§ Exercise prompt
The data below must be copied in full and without any change.

§ Input
· · ·
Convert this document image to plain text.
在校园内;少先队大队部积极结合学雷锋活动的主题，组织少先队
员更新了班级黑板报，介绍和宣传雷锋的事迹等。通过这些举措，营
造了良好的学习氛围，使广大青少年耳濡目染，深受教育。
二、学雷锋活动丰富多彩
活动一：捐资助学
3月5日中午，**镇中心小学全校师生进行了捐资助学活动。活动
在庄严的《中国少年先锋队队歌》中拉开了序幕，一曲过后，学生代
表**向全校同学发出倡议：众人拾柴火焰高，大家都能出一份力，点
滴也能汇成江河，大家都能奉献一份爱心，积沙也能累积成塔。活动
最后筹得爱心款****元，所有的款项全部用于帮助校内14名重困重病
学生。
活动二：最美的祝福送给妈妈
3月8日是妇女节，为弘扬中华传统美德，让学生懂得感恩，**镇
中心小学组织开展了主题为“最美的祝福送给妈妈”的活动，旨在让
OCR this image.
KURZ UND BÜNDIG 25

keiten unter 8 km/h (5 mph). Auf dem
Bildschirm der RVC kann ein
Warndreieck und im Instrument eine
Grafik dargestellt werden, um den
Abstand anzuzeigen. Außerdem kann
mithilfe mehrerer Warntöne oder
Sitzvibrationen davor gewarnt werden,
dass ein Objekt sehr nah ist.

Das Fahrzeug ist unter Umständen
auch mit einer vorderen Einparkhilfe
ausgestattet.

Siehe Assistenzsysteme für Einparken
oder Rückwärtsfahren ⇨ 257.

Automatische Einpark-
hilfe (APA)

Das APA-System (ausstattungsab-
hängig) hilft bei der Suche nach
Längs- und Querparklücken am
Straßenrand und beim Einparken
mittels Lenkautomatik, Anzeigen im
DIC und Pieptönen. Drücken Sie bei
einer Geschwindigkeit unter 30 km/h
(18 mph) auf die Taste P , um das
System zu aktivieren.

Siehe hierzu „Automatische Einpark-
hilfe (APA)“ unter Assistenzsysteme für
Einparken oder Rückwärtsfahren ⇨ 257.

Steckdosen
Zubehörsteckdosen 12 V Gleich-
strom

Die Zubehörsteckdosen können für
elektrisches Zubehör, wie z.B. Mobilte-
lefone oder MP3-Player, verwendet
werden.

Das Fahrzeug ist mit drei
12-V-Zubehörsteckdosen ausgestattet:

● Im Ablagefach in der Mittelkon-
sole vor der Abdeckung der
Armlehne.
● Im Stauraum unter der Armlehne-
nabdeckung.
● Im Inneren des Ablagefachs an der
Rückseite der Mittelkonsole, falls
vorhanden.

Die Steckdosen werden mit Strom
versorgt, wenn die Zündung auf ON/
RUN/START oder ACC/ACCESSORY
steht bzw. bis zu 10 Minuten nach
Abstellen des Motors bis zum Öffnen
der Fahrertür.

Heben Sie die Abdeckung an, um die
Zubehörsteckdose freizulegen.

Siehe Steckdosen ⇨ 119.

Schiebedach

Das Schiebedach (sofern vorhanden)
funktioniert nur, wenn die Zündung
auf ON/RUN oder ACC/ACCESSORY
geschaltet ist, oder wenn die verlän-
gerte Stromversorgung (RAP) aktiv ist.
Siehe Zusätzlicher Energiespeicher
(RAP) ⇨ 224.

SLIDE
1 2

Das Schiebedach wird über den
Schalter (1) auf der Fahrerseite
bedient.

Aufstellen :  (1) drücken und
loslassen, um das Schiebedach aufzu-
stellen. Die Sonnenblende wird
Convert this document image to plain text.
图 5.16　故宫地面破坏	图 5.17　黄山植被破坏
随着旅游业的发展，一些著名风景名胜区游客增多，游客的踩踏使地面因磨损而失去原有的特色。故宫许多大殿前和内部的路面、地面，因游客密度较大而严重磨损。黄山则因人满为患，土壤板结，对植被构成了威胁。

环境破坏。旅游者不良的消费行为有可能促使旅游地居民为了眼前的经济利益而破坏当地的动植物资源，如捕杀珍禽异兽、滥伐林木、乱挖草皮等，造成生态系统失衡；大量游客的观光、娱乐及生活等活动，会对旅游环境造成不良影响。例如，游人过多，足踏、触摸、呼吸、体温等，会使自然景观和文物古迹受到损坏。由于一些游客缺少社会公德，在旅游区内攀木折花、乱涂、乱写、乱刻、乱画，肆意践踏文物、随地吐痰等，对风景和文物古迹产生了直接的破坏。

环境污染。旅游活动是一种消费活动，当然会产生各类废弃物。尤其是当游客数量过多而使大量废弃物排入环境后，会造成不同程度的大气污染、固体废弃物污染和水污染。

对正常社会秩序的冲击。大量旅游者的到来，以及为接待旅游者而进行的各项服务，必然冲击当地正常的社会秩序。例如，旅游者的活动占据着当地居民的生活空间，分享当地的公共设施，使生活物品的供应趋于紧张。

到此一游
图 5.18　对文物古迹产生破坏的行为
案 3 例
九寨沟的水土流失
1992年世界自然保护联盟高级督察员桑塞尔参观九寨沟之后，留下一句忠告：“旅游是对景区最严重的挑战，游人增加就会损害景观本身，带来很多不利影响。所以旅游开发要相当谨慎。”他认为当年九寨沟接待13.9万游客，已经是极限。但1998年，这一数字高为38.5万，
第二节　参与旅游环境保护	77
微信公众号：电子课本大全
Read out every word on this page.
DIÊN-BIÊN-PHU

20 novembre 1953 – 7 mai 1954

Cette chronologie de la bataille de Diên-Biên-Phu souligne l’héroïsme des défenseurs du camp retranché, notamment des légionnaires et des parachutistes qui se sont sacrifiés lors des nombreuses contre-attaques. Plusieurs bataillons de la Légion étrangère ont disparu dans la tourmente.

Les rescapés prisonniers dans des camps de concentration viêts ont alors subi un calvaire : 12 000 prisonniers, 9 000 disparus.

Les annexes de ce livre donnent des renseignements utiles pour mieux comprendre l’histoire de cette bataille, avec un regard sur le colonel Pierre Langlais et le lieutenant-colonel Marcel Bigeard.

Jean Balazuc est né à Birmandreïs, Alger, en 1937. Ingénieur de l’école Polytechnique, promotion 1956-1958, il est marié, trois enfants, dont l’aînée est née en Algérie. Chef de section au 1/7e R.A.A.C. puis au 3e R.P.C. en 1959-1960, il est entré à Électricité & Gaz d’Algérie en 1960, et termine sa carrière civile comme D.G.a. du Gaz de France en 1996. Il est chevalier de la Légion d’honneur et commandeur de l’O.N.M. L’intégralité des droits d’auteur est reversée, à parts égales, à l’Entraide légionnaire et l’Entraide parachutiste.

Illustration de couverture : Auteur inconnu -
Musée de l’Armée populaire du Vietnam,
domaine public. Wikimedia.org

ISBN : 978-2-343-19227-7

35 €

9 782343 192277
· · ·
§ Complete answer
Convert this document image to plain text.
在校园内;少先队大队部积极结合学雷锋活动的主题，组织少先队
员更新了班级黑板报，介绍和宣传雷锋的事迹等。通过这些举措，营
造了良好的学习氛围，使广大青少年耳濡目染，深受教育。
二、学雷锋活动丰富多彩
活动一：捐资助学
3月5日中午，**镇中心小学全校师生进行了捐资助学活动。活动
在庄严的《中国少年先锋队队歌》中拉开了序幕，一曲过后，学生代
表**向全校同学发出倡议：众人拾柴火焰高，大家都能出一份力，点
滴也能汇成江河，大家都能奉献一份爱心，积沙也能累积成塔。活动
最后筹得爱心款****元，所有的款项全部用于帮助校内14名重困重病
学生。
活动二：最美的祝福送给妈妈
3月8日是妇女节，为弘扬中华传统美德，让学生懂得感恩，**镇
中心小学组织开展了主题为“最美的祝福送给妈妈”的活动，旨在让
OCR this image.
KURZ UND BÜNDIG 25

keiten unter 8 km/h (5 mph). Auf dem
Bildschirm der RVC kann ein
Warndreieck und im Instrument eine
Grafik dargestellt werden, um den
Abstand anzuzeigen. Außerdem kann
mithilfe mehrerer Warntöne oder
Sitzvibrationen davor gewarnt werden,
dass ein Objekt sehr nah ist.

Das Fahrzeug ist unter Umständen
auch mit einer vorderen Einparkhilfe
ausgestattet.

Siehe Assistenzsysteme für Einparken
oder Rückwärtsfahren ⇨ 257.

Automatische Einpark-
hilfe (APA)

Das APA-System (ausstattungsab-
hängig) hilft bei der Suche nach
Längs- und Querparklücken am
Straßenrand und beim Einparken
mittels Lenkautomatik, Anzeigen im
DIC und Pieptönen. Drücken Sie bei
einer Geschwindigkeit unter 30 km/h
(18 mph) auf die Taste P , um das
System zu aktivieren.

Siehe hierzu „Automatische Einpark-
hilfe (APA)“ unter Assistenzsysteme für
Einparken oder Rückwärtsfahren ⇨ 257.

Steckdosen
Zubehörsteckdosen 12 V Gleich-
strom

Die Zubehörsteckdosen können für
elektrisches Zubehör, wie z.B. Mobilte-
lefone oder MP3-Player, verwendet
werden.

Das Fahrzeug ist mit drei
12-V-Zubehörsteckdosen ausgestattet:

● Im Ablagefach in der Mittelkon-
sole vor der Abdeckung der
Armlehne.
● Im Stauraum unter der Armlehne-
nabdeckung.
● Im Inneren des Ablagefachs an der
Rückseite der Mittelkonsole, falls
vorhanden.

Die Steckdosen werden mit Strom
versorgt, wenn die Zündung auf ON/
RUN/START oder ACC/ACCESSORY
steht bzw. bis zu 10 Minuten nach
Abstellen des Motors bis zum Öffnen
der Fahrertür.

Heben Sie die Abdeckung an, um die
Zubehörsteckdose freizulegen.

Siehe Steckdosen ⇨ 119.

Schiebedach

Das Schiebedach (sofern vorhanden)
funktioniert nur, wenn die Zündung
auf ON/RUN oder ACC/ACCESSORY
geschaltet ist, oder wenn die verlän-
gerte Stromversorgung (RAP) aktiv ist.
Siehe Zusätzlicher Energiespeicher
(RAP) ⇨ 224.

SLIDE
1 2

Das Schiebedach wird über den
Schalter (1) auf der Fahrerseite
bedient.

Aufstellen :  (1) drücken und
loslassen, um das Schiebedach aufzu-
stellen. Die Sonnenblende wird
Convert this document image to plain text.
图 5.16　故宫地面破坏	图 5.17　黄山植被破坏
随着旅游业的发展，一些著名风景名胜区游客增多，游客的踩踏使地面因磨损而失去原有的特色。故宫许多大殿前和内部的路面、地面，因游客密度较大而严重磨损。黄山则因人满为患，土壤板结，对植被构成了威胁。

环境破坏。旅游者不良的消费行为有可能促使旅游地居民为了眼前的经济利益而破坏当地的动植物资源，如捕杀珍禽异兽、滥伐林木、乱挖草皮等，造成生态系统失衡；大量游客的观光、娱乐及生活等活动，会对旅游环境造成不良影响。例如，游人过多，足踏、触摸、呼吸、体温等，会使自然景观和文物古迹受到损坏。由于一些游客缺少社会公德，在旅游区内攀木折花、乱涂、乱写、乱刻、乱画，肆意践踏文物、随地吐痰等，对风景和文物古迹产生了直接的破坏。

环境污染。旅游活动是一种消费活动，当然会产生各类废弃物。尤其是当游客数量过多而使大量废弃物排入环境后，会造成不同程度的大气污染、固体废弃物污染和水污染。

对正常社会秩序的冲击。大量旅游者的到来，以及为接待旅游者而进行的各项服务，必然冲击当地正常的社会秩序。例如，旅游者的活动占据着当地居民的生活空间，分享当地的公共设施，使生活物品的供应趋于紧张。

到此一游
图 5.18　对文物古迹产生破坏的行为
案 3 例
九寨沟的水土流失
1992年世界自然保护联盟高级督察员桑塞尔参观九寨沟之后，留下一句忠告：“旅游是对景区最严重的挑战，游人增加就会损害景观本身，带来很多不利影响。所以旅游开发要相当谨慎。”他认为当年九寨沟接待13.9万游客，已经是极限。但1998年，这一数字高为38.5万，
第二节　参与旅游环境保护	77
微信公众号：电子课本大全
Read out every word on this page.
DIÊN-BIÊN-PHU

20 novembre 1953 – 7 mai 1954

Cette chronologie de la bataille de Diên-Biên-Phu souligne l’héroïsme des défenseurs du camp retranché, notamment des légionnaires et des parachutistes qui se sont sacrifiés lors des nombreuses contre-attaques. Plusieurs bataillons de la Légion étrangère ont disparu dans la tourmente.

Les rescapés prisonniers dans des camps de concentration viêts ont alors subi un calvaire : 12 000 prisonniers, 9 000 disparus.

Les annexes de ce livre donnent des renseignements utiles pour mieux comprendre l’histoire de cette bataille, avec un regard sur le colonel Pierre Langlais et le lieutenant-colonel Marcel Bigeard.

Jean Balazuc est né à Birmandreïs, Alger, en 1937. Ingénieur de l’école Polytechnique, promotion 1956-1958, il est marié, trois enfants, dont l’aînée est née en Algérie. Chef de section au 1/7e R.A.A.C. puis au 3e R.P.C. en 1959-1960, il est entré à Électricité & Gaz d’Algérie en 1960, et termine sa carrière civile comme D.G.a. du Gaz de France en 1996. Il est chevalier de la Légion d’honneur et commandeur de l’O.N.M. L’intégralité des droits d’auteur est reversée, à parts égales, à l’Entraide légionnaire et l’Entraide parachutiste.

Illustration de couverture : Auteur inconnu -
Musée de l’Armée populaire du Vietnam,
domaine public. Wikimedia.org

ISBN : 978-2-343-19227-7

35 €

9 782343 192277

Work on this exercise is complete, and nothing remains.